▶ [WORK REQUEST]:
Retype each entry verbatim. Do not include the images.
####
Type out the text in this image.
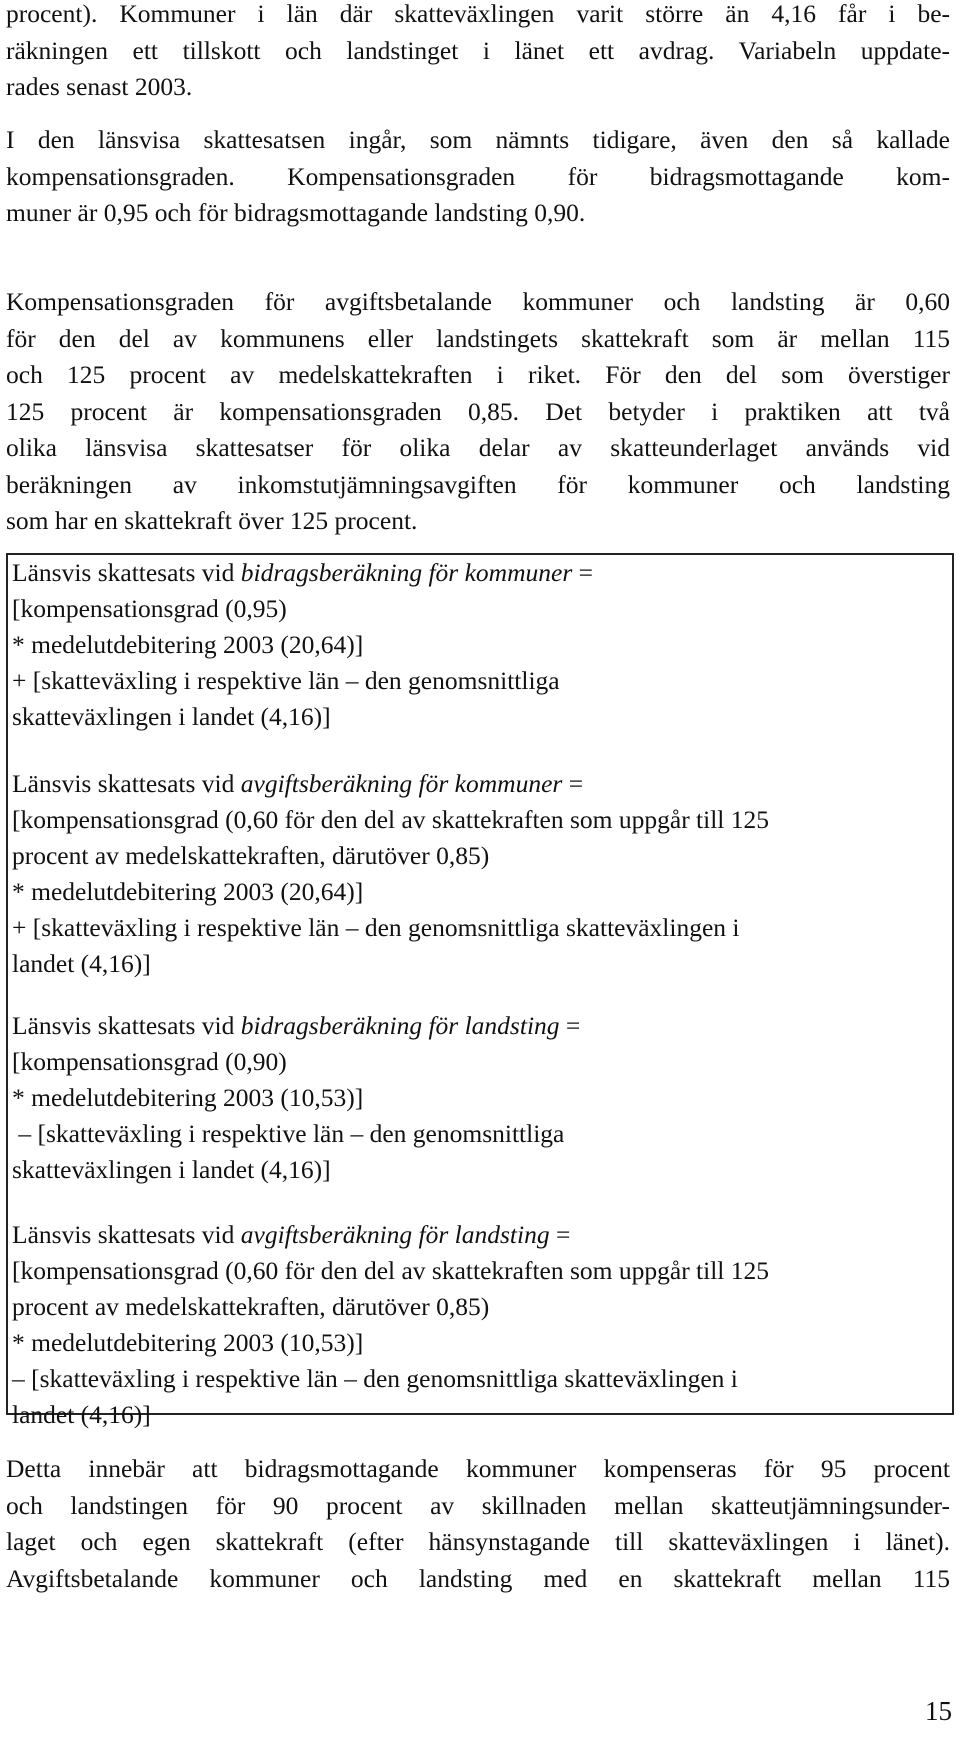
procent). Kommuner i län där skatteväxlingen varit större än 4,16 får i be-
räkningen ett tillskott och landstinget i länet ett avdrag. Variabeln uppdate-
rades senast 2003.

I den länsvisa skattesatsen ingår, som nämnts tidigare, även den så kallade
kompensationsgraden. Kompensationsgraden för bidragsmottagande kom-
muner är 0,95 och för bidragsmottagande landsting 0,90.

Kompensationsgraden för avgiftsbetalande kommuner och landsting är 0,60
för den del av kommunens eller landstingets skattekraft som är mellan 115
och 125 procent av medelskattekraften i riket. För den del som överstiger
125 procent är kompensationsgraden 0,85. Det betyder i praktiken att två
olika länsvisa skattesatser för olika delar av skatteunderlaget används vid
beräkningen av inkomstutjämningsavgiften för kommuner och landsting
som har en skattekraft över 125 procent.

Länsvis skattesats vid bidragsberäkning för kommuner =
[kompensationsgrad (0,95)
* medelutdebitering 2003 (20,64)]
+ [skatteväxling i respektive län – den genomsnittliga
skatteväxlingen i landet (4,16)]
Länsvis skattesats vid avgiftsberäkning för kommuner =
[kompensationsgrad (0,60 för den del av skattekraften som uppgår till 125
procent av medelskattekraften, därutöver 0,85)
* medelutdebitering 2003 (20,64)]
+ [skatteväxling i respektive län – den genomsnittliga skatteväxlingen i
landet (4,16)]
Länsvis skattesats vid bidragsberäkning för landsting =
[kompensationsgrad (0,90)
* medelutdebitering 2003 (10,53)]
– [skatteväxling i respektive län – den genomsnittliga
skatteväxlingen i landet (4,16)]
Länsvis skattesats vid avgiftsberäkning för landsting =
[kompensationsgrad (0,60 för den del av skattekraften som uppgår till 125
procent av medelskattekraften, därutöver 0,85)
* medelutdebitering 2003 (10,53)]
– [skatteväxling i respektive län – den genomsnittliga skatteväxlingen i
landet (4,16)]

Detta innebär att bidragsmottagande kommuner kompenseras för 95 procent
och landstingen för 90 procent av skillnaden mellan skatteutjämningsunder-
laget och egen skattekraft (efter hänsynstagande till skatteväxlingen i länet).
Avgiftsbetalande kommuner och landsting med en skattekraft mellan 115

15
####
▶ [WRITTEN RESPONSE]:
Type out the text in this image.
procent). Kommuner i län där skatteväxlingen varit större än 4,16 får i be-
räkningen ett tillskott och landstinget i länet ett avdrag. Variabeln uppdate-
rades senast 2003.

I den länsvisa skattesatsen ingår, som nämnts tidigare, även den så kallade
kompensationsgraden. Kompensationsgraden för bidragsmottagande kom-
muner är 0,95 och för bidragsmottagande landsting 0,90.

Kompensationsgraden för avgiftsbetalande kommuner och landsting är 0,60
för den del av kommunens eller landstingets skattekraft som är mellan 115
och 125 procent av medelskattekraften i riket. För den del som överstiger
125 procent är kompensationsgraden 0,85. Det betyder i praktiken att två
olika länsvisa skattesatser för olika delar av skatteunderlaget används vid
beräkningen av inkomstutjämningsavgiften för kommuner och landsting
som har en skattekraft över 125 procent.

Länsvis skattesats vid bidragsberäkning för kommuner =
[kompensationsgrad (0,95)
* medelutdebitering 2003 (20,64)]
+ [skatteväxling i respektive län – den genomsnittliga
skatteväxlingen i landet (4,16)]
Länsvis skattesats vid avgiftsberäkning för kommuner =
[kompensationsgrad (0,60 för den del av skattekraften som uppgår till 125
procent av medelskattekraften, därutöver 0,85)
* medelutdebitering 2003 (20,64)]
+ [skatteväxling i respektive län – den genomsnittliga skatteväxlingen i
landet (4,16)]
Länsvis skattesats vid bidragsberäkning för landsting =
[kompensationsgrad (0,90)
* medelutdebitering 2003 (10,53)]
– [skatteväxling i respektive län – den genomsnittliga
skatteväxlingen i landet (4,16)]
Länsvis skattesats vid avgiftsberäkning för landsting =
[kompensationsgrad (0,60 för den del av skattekraften som uppgår till 125
procent av medelskattekraften, därutöver 0,85)
* medelutdebitering 2003 (10,53)]
– [skatteväxling i respektive län – den genomsnittliga skatteväxlingen i
landet (4,16)]

Detta innebär att bidragsmottagande kommuner kompenseras för 95 procent
och landstingen för 90 procent av skillnaden mellan skatteutjämningsunder-
laget och egen skattekraft (efter hänsynstagande till skatteväxlingen i länet).
Avgiftsbetalande kommuner och landsting med en skattekraft mellan 115

15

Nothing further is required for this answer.